# Start of Excerpted records
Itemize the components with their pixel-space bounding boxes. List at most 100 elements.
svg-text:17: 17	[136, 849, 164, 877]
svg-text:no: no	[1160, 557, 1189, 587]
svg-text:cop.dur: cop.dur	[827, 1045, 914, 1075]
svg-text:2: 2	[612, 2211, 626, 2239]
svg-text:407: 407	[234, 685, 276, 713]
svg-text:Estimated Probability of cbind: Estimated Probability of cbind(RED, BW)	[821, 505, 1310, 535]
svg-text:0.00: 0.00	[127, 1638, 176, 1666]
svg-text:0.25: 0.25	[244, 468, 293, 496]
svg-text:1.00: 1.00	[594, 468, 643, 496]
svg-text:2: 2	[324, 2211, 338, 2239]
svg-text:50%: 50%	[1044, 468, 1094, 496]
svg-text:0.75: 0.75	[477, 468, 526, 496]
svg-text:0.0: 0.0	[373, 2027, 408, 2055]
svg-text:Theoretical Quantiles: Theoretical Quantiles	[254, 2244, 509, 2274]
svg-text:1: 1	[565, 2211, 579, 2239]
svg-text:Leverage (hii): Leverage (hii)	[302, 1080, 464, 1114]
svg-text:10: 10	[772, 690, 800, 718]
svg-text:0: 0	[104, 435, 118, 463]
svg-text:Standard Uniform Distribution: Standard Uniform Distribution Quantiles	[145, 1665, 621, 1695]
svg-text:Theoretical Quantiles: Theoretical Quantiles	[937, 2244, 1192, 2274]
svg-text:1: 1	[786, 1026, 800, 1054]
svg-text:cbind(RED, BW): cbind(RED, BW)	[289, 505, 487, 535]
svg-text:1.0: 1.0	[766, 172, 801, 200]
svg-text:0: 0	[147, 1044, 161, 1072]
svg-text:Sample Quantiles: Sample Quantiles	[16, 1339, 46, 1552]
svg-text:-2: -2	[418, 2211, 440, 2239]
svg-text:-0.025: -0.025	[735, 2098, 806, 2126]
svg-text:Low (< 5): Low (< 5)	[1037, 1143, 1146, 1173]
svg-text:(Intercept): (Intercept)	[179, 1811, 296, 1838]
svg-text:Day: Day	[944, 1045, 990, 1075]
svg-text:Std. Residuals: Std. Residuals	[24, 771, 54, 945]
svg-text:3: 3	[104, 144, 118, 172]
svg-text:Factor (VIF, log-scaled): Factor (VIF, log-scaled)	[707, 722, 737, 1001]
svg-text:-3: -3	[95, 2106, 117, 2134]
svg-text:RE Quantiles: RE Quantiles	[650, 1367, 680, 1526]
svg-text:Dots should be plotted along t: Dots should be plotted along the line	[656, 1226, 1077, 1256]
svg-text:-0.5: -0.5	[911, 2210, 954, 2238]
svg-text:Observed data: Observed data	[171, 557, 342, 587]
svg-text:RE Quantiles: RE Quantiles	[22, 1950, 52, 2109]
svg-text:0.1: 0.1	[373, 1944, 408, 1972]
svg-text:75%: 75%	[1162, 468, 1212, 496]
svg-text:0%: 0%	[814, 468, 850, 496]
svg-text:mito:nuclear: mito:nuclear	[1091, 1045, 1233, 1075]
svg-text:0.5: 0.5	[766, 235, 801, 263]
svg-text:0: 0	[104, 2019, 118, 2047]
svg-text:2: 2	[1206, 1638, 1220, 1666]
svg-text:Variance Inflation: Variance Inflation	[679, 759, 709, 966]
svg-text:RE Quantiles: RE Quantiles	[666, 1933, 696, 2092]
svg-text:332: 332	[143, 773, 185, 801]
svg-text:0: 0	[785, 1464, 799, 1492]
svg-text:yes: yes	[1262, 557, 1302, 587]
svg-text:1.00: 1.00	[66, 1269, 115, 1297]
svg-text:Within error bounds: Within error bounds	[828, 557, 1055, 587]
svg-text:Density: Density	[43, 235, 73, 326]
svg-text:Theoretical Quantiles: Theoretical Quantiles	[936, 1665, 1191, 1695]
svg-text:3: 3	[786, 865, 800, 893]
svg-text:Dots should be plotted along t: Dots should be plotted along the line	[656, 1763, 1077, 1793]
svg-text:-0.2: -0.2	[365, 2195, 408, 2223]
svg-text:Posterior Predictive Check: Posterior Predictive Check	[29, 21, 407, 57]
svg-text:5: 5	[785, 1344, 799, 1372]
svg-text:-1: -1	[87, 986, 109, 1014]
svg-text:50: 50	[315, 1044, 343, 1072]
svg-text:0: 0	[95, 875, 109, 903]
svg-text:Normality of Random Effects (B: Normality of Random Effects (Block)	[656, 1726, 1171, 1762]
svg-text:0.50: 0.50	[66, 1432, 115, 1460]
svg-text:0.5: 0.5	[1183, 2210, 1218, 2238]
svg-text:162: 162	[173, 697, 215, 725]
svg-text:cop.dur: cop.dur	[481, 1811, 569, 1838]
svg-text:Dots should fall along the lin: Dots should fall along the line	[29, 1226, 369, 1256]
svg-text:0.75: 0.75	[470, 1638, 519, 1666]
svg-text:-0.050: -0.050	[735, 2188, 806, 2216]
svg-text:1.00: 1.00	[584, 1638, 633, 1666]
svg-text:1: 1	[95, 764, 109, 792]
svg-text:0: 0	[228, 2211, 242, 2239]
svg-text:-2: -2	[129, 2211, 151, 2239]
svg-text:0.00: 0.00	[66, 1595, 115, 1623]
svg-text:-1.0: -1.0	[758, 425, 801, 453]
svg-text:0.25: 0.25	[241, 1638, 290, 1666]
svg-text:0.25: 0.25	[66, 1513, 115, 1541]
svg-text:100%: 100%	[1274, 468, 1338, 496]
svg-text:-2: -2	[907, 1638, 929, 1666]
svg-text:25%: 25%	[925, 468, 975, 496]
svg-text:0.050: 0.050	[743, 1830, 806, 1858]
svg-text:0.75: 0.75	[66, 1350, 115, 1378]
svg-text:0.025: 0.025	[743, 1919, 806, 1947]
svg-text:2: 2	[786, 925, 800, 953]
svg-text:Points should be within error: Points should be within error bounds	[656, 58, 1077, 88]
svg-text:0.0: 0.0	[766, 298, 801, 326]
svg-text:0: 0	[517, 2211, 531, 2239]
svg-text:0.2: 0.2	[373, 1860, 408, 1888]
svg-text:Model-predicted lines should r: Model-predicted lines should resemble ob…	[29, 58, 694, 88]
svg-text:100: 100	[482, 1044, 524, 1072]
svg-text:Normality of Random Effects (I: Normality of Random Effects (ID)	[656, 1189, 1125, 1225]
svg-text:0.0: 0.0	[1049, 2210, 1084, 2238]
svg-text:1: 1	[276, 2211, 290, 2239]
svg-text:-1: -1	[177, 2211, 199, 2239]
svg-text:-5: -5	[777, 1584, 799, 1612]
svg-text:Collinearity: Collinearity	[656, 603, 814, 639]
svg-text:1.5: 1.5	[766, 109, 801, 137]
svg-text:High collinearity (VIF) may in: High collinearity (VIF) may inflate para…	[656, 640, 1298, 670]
# End of Excerpted records
(Set task) Rewrite the records above with every "Theoretical Quantiles" changed to "Normal Quantiles", leaving all other text as it is.

(Solution to this task)
Itemize the components with their pixel-space bounding boxes. List at most 100 elements.
svg-text:17: 17	[136, 849, 164, 877]
svg-text:no: no	[1160, 557, 1189, 587]
svg-text:cop.dur: cop.dur	[827, 1045, 914, 1075]
svg-text:2: 2	[612, 2211, 626, 2239]
svg-text:407: 407	[234, 685, 276, 713]
svg-text:Estimated Probability of cbind: Estimated Probability of cbind(RED, BW)	[821, 505, 1310, 535]
svg-text:0.00: 0.00	[127, 1638, 176, 1666]
svg-text:0.25: 0.25	[244, 468, 293, 496]
svg-text:1.00: 1.00	[594, 468, 643, 496]
svg-text:2: 2	[324, 2211, 338, 2239]
svg-text:50%: 50%	[1044, 468, 1094, 496]
svg-text:0.75: 0.75	[477, 468, 526, 496]
svg-text:0.0: 0.0	[373, 2027, 408, 2055]
svg-text:Normal Quantiles: Normal Quantiles	[254, 2244, 509, 2274]
svg-text:1: 1	[565, 2211, 579, 2239]
svg-text:Leverage (hii): Leverage (hii)	[302, 1080, 464, 1114]
svg-text:10: 10	[772, 690, 800, 718]
svg-text:0: 0	[104, 435, 118, 463]
svg-text:Standard Uniform Distribution: Standard Uniform Distribution Quantiles	[145, 1665, 621, 1695]
svg-text:Normal Quantiles: Normal Quantiles	[937, 2244, 1192, 2274]
svg-text:1: 1	[786, 1026, 800, 1054]
svg-text:cbind(RED, BW): cbind(RED, BW)	[289, 505, 487, 535]
svg-text:1.0: 1.0	[766, 172, 801, 200]
svg-text:0: 0	[147, 1044, 161, 1072]
svg-text:Sample Quantiles: Sample Quantiles	[16, 1339, 46, 1552]
svg-text:-2: -2	[418, 2211, 440, 2239]
svg-text:-0.025: -0.025	[735, 2098, 806, 2126]
svg-text:Low (< 5): Low (< 5)	[1037, 1143, 1146, 1173]
svg-text:(Intercept): (Intercept)	[179, 1811, 296, 1838]
svg-text:Day: Day	[944, 1045, 990, 1075]
svg-text:Std. Residuals: Std. Residuals	[24, 771, 54, 945]
svg-text:3: 3	[104, 144, 118, 172]
svg-text:Factor (VIF, log-scaled): Factor (VIF, log-scaled)	[707, 722, 737, 1001]
svg-text:-3: -3	[95, 2106, 117, 2134]
svg-text:RE Quantiles: RE Quantiles	[650, 1367, 680, 1526]
svg-text:Dots should be plotted along t: Dots should be plotted along the line	[656, 1226, 1077, 1256]
svg-text:-0.5: -0.5	[911, 2210, 954, 2238]
svg-text:Observed data: Observed data	[171, 557, 342, 587]
svg-text:RE Quantiles: RE Quantiles	[22, 1950, 52, 2109]
svg-text:0.1: 0.1	[373, 1944, 408, 1972]
svg-text:75%: 75%	[1162, 468, 1212, 496]
svg-text:0%: 0%	[814, 468, 850, 496]
svg-text:mito:nuclear: mito:nuclear	[1091, 1045, 1233, 1075]
svg-text:0.5: 0.5	[766, 235, 801, 263]
svg-text:0: 0	[104, 2019, 118, 2047]
svg-text:2: 2	[1206, 1638, 1220, 1666]
svg-text:Variance Inflation: Variance Inflation	[679, 759, 709, 966]
svg-text:RE Quantiles: RE Quantiles	[666, 1933, 696, 2092]
svg-text:332: 332	[143, 773, 185, 801]
svg-text:0: 0	[785, 1464, 799, 1492]
svg-text:yes: yes	[1262, 557, 1302, 587]
svg-text:1.00: 1.00	[66, 1269, 115, 1297]
svg-text:Within error bounds: Within error bounds	[828, 557, 1055, 587]
svg-text:Density: Density	[43, 235, 73, 326]
svg-text:Normal Quantiles: Normal Quantiles	[936, 1665, 1191, 1695]
svg-text:3: 3	[786, 865, 800, 893]
svg-text:Dots should be plotted along t: Dots should be plotted along the line	[656, 1763, 1077, 1793]
svg-text:-0.2: -0.2	[365, 2195, 408, 2223]
svg-text:Posterior Predictive Check: Posterior Predictive Check	[29, 21, 407, 57]
svg-text:5: 5	[785, 1344, 799, 1372]
svg-text:-1: -1	[87, 986, 109, 1014]
svg-text:50: 50	[315, 1044, 343, 1072]
svg-text:0: 0	[95, 875, 109, 903]
svg-text:Normality of Random Effects (B: Normality of Random Effects (Block)	[656, 1726, 1171, 1762]
svg-text:0.50: 0.50	[66, 1432, 115, 1460]
svg-text:0.5: 0.5	[1183, 2210, 1218, 2238]
svg-text:162: 162	[173, 697, 215, 725]
svg-text:cop.dur: cop.dur	[481, 1811, 569, 1838]
svg-text:Dots should fall along the lin: Dots should fall along the line	[29, 1226, 369, 1256]
svg-text:0.75: 0.75	[470, 1638, 519, 1666]
svg-text:-0.050: -0.050	[735, 2188, 806, 2216]
svg-text:1.00: 1.00	[584, 1638, 633, 1666]
svg-text:1: 1	[95, 764, 109, 792]
svg-text:0: 0	[228, 2211, 242, 2239]
svg-text:-2: -2	[129, 2211, 151, 2239]
svg-text:0.00: 0.00	[66, 1595, 115, 1623]
svg-text:-1.0: -1.0	[758, 425, 801, 453]
svg-text:0.25: 0.25	[241, 1638, 290, 1666]
svg-text:0.25: 0.25	[66, 1513, 115, 1541]
svg-text:100%: 100%	[1274, 468, 1338, 496]
svg-text:-2: -2	[907, 1638, 929, 1666]
svg-text:25%: 25%	[925, 468, 975, 496]
svg-text:0.050: 0.050	[743, 1830, 806, 1858]
svg-text:0.75: 0.75	[66, 1350, 115, 1378]
svg-text:0.025: 0.025	[743, 1919, 806, 1947]
svg-text:2: 2	[786, 925, 800, 953]
svg-text:Points should be within error: Points should be within error bounds	[656, 58, 1077, 88]
svg-text:0.0: 0.0	[766, 298, 801, 326]
svg-text:0: 0	[517, 2211, 531, 2239]
svg-text:0.2: 0.2	[373, 1860, 408, 1888]
svg-text:Model-predicted lines should r: Model-predicted lines should resemble ob…	[29, 58, 694, 88]
svg-text:100: 100	[482, 1044, 524, 1072]
svg-text:Normality of Random Effects (I: Normality of Random Effects (ID)	[656, 1189, 1125, 1225]
svg-text:0.0: 0.0	[1049, 2210, 1084, 2238]
svg-text:1: 1	[276, 2211, 290, 2239]
svg-text:-1: -1	[177, 2211, 199, 2239]
svg-text:-5: -5	[777, 1584, 799, 1612]
svg-text:Collinearity: Collinearity	[656, 603, 814, 639]
svg-text:1.5: 1.5	[766, 109, 801, 137]
svg-text:High collinearity (VIF) may in: High collinearity (VIF) may inflate para…	[656, 640, 1298, 670]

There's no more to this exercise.